Record extracts:
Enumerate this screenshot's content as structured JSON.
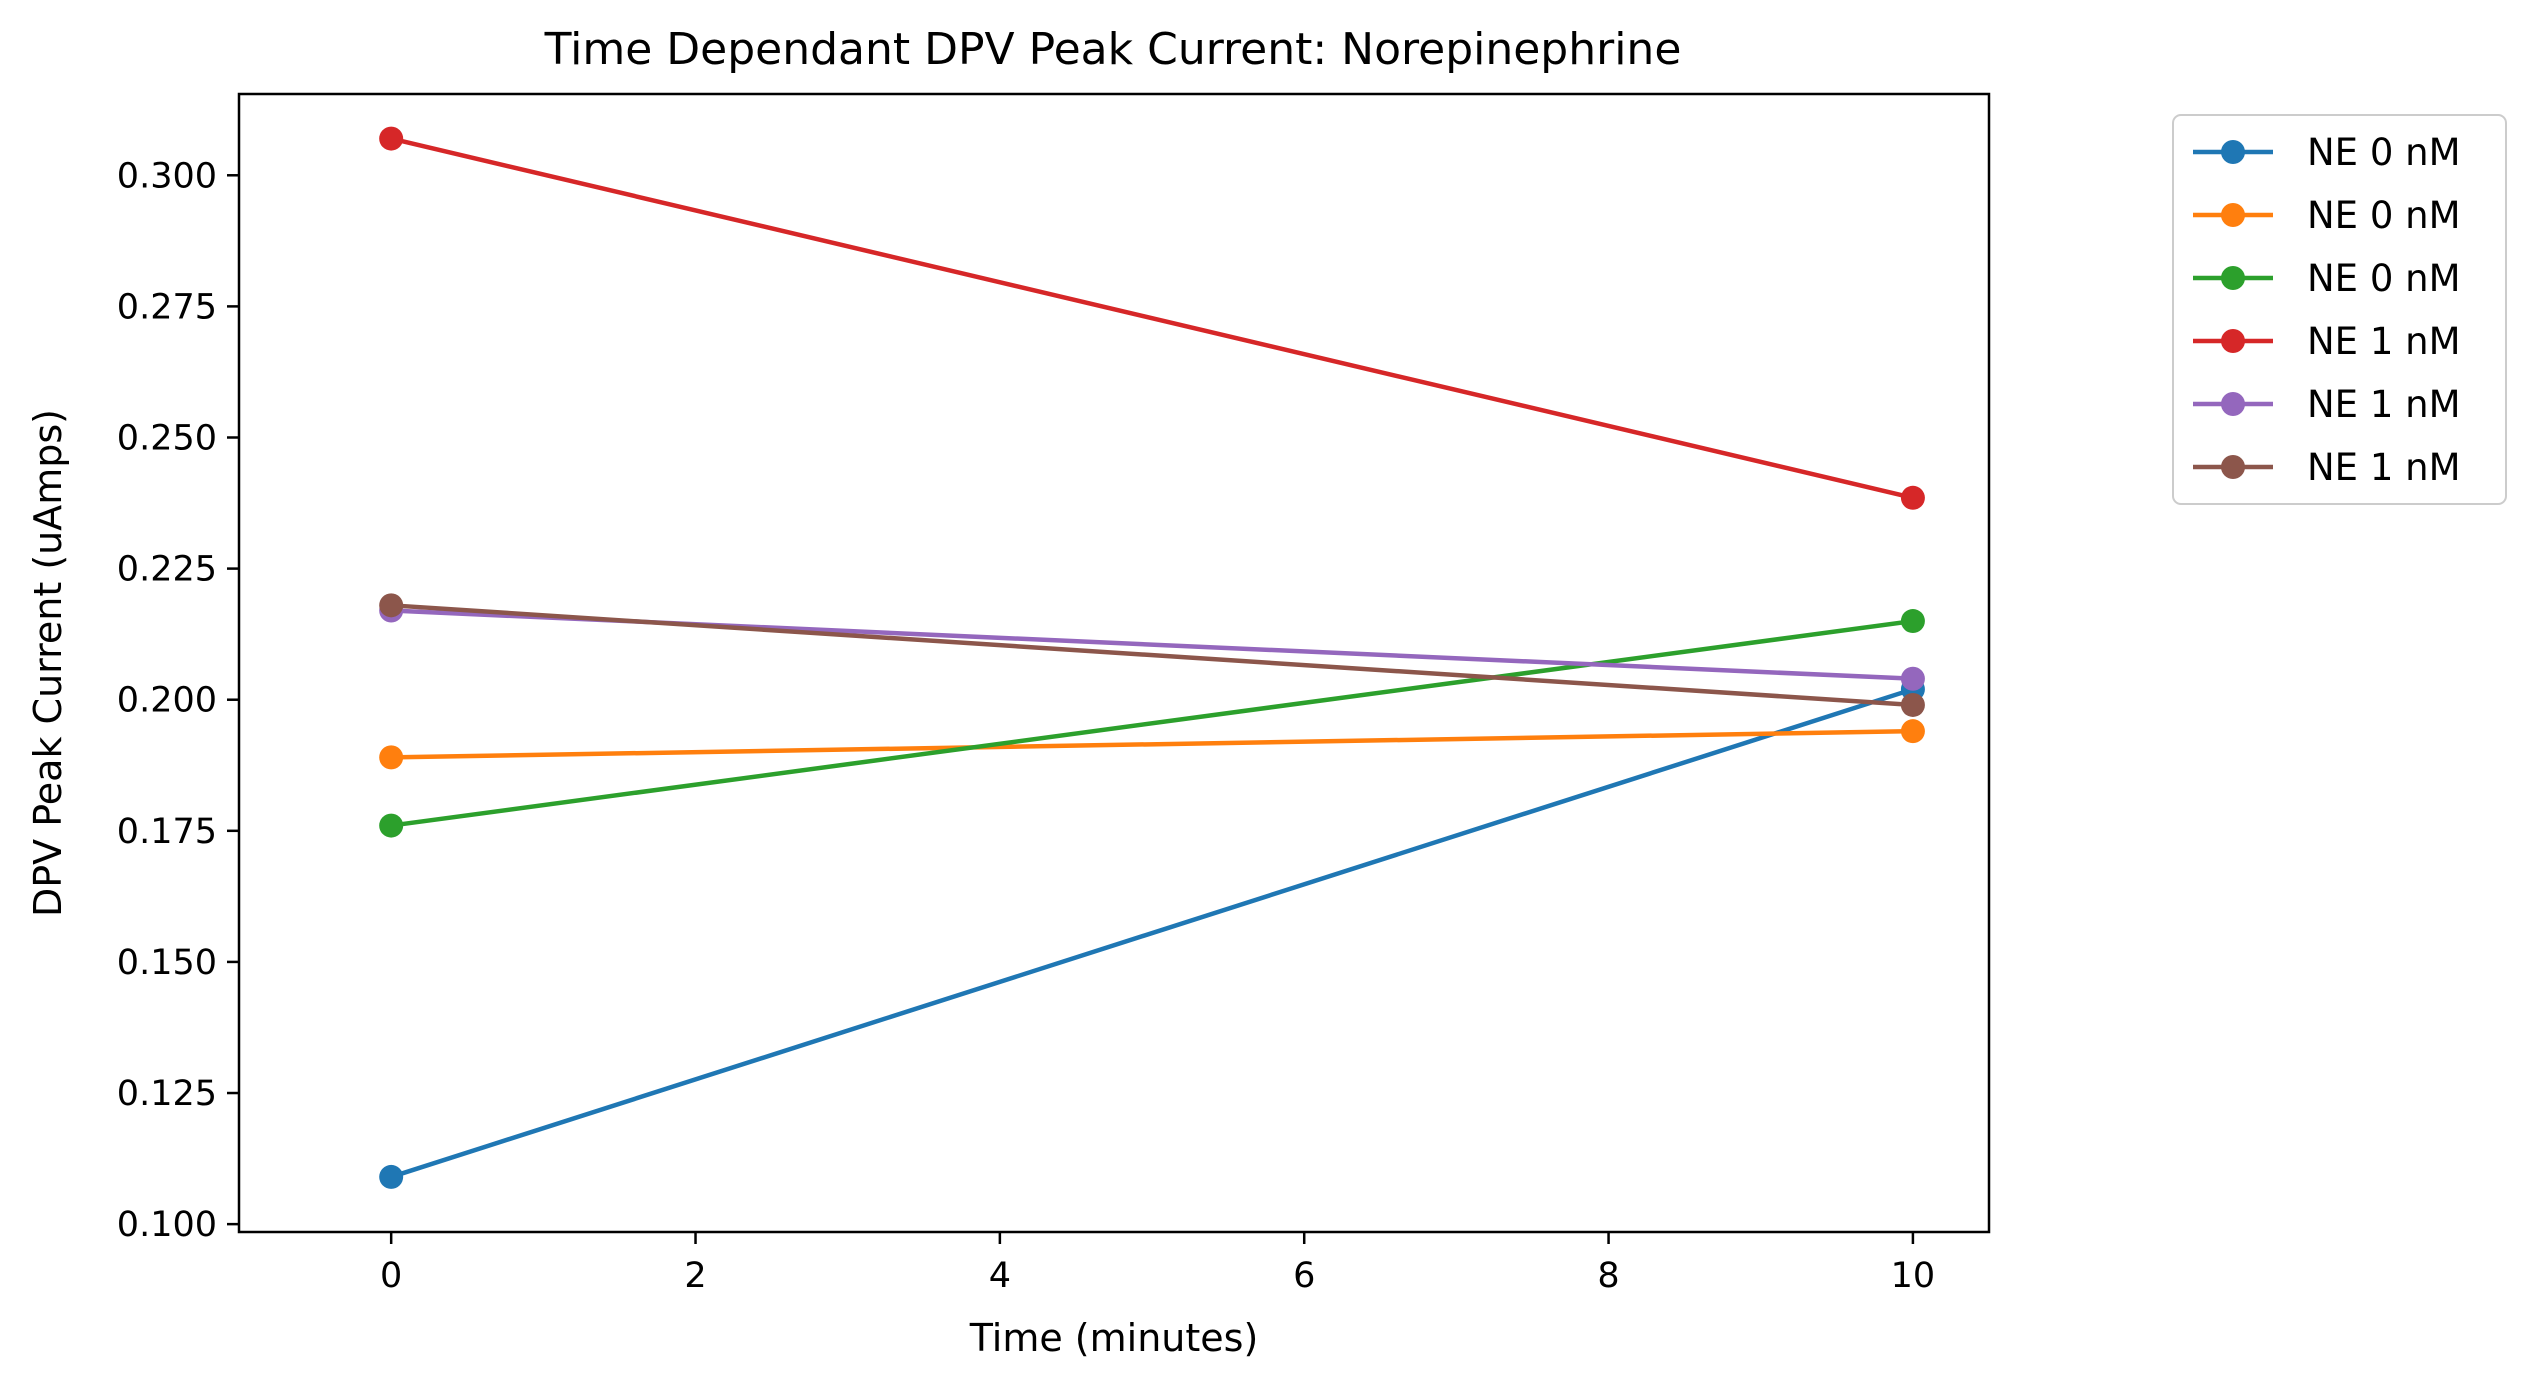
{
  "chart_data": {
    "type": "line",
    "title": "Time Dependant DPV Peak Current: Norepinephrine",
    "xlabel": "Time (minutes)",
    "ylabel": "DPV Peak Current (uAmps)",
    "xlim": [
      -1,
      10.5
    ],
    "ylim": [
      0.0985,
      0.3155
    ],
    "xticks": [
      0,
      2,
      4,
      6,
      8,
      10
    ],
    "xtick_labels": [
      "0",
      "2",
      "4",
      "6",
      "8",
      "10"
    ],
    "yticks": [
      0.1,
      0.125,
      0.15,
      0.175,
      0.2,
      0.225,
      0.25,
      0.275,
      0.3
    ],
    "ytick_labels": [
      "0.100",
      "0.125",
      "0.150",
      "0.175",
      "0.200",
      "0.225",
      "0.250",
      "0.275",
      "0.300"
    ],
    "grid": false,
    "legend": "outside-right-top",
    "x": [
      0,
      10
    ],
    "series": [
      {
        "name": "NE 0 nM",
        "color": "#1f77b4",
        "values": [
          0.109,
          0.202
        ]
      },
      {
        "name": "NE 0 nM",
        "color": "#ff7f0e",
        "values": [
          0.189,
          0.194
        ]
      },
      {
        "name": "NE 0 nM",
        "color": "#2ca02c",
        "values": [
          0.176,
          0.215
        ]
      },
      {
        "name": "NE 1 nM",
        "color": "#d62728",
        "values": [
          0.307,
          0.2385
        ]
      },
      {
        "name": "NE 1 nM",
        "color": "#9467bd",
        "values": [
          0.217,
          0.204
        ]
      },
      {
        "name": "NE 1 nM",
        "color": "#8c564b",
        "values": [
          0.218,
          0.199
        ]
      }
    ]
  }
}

...

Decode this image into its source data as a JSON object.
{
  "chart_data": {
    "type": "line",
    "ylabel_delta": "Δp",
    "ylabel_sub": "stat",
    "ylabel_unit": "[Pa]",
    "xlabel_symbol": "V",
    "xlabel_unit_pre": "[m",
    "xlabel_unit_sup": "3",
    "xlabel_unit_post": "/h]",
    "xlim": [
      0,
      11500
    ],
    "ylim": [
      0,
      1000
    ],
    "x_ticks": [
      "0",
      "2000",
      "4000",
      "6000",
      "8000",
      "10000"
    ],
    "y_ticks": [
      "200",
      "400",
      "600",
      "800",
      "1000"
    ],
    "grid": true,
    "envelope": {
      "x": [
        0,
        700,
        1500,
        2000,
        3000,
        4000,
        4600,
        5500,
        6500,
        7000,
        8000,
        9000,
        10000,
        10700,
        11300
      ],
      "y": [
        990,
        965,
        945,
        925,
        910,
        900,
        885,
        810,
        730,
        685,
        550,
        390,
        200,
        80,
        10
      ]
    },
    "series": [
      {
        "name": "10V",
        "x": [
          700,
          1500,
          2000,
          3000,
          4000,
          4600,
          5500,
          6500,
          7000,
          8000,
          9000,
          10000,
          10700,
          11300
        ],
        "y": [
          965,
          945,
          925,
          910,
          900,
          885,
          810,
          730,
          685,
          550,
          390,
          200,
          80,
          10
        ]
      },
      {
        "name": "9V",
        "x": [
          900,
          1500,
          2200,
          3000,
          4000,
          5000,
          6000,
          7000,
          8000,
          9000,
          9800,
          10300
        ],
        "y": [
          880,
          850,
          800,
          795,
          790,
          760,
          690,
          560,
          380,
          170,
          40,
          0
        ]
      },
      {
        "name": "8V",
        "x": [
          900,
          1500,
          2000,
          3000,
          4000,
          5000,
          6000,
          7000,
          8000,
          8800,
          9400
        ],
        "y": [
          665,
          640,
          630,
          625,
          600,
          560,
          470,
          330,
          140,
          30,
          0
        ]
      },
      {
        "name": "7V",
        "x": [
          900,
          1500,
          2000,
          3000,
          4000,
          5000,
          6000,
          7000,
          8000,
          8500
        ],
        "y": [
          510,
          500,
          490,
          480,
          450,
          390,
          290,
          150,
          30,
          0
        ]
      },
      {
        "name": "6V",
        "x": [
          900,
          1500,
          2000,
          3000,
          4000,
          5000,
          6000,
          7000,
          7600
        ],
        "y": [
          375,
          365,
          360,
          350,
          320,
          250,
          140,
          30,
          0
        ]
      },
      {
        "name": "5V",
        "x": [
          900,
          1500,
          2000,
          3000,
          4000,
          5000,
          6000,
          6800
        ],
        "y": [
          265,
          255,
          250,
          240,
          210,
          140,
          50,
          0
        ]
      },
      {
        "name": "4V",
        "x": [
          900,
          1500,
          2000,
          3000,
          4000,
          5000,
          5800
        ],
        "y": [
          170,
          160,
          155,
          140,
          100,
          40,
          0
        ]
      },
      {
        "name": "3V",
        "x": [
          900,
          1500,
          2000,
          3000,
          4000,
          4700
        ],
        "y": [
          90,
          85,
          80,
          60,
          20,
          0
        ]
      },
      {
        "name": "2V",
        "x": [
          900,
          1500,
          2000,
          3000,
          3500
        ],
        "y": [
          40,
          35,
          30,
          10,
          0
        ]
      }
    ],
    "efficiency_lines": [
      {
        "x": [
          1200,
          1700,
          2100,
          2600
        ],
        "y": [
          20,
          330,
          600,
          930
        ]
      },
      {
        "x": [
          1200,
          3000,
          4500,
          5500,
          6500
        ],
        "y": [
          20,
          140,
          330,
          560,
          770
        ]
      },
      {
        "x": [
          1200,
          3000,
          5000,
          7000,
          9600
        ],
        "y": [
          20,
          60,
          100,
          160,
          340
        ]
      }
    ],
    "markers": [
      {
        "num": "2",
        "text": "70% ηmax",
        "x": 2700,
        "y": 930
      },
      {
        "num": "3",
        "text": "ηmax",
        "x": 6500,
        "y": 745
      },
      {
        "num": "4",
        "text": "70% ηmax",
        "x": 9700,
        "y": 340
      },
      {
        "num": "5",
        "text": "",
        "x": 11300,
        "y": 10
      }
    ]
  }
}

Problem to solve: From the listing above, pick out each line where the word "Peak" appears.

Result of the exercise:
    "title": "Time Dependant DPV Peak Current: Norepinephrine",
    "ylabel": "DPV Peak Current (uAmps)",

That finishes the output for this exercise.